Stored entries:

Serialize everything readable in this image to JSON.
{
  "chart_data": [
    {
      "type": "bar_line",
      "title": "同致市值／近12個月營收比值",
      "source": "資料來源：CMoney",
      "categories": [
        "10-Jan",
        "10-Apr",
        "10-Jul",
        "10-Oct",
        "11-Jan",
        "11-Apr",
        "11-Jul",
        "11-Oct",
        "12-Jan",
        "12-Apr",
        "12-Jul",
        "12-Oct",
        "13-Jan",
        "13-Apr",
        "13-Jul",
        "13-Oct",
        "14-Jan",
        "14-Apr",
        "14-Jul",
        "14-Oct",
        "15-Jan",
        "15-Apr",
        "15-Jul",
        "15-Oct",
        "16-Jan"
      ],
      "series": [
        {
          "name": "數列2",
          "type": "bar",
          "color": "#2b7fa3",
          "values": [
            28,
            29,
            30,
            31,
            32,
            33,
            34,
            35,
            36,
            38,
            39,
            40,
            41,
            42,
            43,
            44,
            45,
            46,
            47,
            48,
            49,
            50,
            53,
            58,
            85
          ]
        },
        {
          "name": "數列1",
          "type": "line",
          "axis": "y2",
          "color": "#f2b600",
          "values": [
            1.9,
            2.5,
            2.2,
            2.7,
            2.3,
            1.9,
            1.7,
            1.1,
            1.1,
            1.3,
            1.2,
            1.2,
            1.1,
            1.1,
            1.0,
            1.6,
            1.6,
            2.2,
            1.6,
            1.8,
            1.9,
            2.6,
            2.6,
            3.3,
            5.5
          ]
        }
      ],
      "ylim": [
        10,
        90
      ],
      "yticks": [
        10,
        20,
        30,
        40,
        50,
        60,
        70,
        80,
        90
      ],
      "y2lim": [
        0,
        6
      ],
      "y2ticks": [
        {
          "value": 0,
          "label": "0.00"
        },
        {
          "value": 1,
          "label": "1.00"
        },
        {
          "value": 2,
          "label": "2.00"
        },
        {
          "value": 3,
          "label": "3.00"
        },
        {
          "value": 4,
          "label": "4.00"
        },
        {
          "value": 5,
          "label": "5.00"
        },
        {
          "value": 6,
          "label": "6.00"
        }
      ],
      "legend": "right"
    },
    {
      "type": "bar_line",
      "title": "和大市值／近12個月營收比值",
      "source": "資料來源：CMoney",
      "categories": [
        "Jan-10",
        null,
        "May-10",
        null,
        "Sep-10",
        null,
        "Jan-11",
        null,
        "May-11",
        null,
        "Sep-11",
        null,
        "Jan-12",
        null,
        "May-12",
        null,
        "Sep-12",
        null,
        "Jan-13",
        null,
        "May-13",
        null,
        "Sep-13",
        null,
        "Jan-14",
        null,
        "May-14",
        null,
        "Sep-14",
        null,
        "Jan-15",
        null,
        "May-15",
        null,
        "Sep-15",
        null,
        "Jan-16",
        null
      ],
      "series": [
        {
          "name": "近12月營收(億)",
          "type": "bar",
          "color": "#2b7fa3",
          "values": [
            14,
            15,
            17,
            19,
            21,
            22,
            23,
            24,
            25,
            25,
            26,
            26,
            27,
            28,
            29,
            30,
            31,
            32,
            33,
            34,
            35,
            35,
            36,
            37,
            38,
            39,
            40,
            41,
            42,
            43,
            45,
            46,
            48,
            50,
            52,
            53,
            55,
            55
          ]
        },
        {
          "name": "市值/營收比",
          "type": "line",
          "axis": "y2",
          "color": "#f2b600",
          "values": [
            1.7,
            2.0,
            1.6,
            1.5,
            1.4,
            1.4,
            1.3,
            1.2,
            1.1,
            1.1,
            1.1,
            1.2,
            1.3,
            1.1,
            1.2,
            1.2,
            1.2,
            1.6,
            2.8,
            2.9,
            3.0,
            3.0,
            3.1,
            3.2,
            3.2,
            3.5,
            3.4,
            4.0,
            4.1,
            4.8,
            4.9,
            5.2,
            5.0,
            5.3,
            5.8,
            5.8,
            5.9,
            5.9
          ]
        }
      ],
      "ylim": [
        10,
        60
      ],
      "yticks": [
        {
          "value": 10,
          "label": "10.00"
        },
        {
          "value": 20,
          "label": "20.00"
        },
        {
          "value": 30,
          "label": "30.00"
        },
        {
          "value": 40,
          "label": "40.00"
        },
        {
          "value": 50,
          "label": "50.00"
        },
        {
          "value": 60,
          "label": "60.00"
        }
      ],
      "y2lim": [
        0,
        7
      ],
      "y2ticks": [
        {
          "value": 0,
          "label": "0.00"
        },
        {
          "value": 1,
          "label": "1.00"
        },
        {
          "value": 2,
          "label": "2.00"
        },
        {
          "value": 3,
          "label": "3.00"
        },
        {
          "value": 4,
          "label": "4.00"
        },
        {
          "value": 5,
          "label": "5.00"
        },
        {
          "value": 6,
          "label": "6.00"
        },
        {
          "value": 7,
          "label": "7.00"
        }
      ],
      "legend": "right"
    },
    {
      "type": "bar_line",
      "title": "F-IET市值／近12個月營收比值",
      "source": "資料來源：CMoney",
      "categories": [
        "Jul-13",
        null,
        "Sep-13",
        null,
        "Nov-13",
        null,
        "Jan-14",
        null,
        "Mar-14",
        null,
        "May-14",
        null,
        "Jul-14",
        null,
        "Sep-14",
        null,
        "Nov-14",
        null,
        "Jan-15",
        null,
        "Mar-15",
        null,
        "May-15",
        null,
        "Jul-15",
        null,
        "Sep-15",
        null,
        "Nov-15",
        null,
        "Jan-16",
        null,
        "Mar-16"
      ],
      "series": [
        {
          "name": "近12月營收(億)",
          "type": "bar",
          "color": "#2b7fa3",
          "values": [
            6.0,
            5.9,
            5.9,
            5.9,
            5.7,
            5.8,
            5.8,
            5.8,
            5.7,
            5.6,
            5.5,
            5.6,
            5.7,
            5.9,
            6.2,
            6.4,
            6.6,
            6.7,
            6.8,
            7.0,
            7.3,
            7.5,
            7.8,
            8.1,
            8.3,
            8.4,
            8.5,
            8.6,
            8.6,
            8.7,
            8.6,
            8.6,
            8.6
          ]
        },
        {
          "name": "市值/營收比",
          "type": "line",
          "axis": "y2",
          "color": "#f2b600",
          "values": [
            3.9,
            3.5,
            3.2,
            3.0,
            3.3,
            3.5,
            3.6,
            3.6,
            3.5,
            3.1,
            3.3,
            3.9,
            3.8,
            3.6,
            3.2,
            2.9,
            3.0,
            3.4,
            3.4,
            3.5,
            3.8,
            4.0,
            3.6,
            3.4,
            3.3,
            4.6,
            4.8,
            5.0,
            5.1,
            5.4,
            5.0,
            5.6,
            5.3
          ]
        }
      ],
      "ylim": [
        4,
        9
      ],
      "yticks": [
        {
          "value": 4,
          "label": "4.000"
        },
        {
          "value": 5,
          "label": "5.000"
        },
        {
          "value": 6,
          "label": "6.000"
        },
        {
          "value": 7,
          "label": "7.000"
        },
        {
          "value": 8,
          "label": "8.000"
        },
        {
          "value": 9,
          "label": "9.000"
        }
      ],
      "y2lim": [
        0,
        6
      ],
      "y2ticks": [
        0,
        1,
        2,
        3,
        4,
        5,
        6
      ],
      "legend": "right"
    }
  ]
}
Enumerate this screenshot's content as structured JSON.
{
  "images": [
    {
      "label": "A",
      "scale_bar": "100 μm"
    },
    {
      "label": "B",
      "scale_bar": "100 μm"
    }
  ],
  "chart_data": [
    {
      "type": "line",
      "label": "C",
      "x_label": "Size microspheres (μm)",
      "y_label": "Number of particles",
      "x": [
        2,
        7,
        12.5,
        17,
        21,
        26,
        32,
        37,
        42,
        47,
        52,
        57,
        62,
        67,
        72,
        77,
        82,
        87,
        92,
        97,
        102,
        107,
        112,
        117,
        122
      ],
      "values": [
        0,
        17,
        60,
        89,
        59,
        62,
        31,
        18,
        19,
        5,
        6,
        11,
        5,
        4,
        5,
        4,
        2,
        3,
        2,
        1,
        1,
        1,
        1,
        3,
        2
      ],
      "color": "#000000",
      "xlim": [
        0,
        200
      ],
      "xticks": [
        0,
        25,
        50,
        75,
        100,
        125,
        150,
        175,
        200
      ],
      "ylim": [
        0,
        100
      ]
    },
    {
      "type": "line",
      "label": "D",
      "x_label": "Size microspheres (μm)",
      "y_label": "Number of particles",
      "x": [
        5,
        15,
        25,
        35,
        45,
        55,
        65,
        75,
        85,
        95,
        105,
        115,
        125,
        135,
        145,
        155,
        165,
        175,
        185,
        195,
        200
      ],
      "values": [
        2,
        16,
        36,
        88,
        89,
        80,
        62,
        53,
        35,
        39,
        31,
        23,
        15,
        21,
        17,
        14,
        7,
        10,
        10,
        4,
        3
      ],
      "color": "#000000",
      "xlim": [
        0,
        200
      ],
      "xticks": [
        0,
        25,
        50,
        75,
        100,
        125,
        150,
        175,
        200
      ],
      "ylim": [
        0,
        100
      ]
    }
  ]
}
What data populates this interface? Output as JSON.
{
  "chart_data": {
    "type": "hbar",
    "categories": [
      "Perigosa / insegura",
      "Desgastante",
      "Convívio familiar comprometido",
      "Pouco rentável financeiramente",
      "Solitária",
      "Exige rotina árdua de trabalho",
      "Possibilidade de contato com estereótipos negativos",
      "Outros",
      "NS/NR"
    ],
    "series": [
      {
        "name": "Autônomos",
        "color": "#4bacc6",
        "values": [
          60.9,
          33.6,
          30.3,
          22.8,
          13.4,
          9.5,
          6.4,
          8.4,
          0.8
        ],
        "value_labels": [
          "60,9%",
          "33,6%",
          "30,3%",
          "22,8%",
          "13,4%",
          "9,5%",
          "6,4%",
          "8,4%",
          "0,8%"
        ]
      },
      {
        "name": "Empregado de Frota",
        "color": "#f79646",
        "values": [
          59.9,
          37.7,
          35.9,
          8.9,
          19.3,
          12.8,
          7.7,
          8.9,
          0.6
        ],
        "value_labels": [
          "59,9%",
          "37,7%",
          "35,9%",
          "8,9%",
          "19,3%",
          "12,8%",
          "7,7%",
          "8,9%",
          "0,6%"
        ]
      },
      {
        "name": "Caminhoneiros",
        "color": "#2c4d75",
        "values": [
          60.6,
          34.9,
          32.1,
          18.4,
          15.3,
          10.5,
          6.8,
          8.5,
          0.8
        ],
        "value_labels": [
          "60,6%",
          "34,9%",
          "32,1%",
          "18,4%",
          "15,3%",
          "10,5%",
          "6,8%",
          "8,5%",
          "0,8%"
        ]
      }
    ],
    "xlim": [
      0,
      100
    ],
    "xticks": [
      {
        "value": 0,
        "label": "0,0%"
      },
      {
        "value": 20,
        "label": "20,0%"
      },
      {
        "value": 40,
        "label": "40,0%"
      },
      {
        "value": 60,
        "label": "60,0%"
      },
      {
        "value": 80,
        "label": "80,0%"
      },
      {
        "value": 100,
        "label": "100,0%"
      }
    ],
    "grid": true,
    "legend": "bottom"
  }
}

## [Your task]
Your answer should be a single number: how many lines of the material contain the word "JSON".

## [Written solution]
3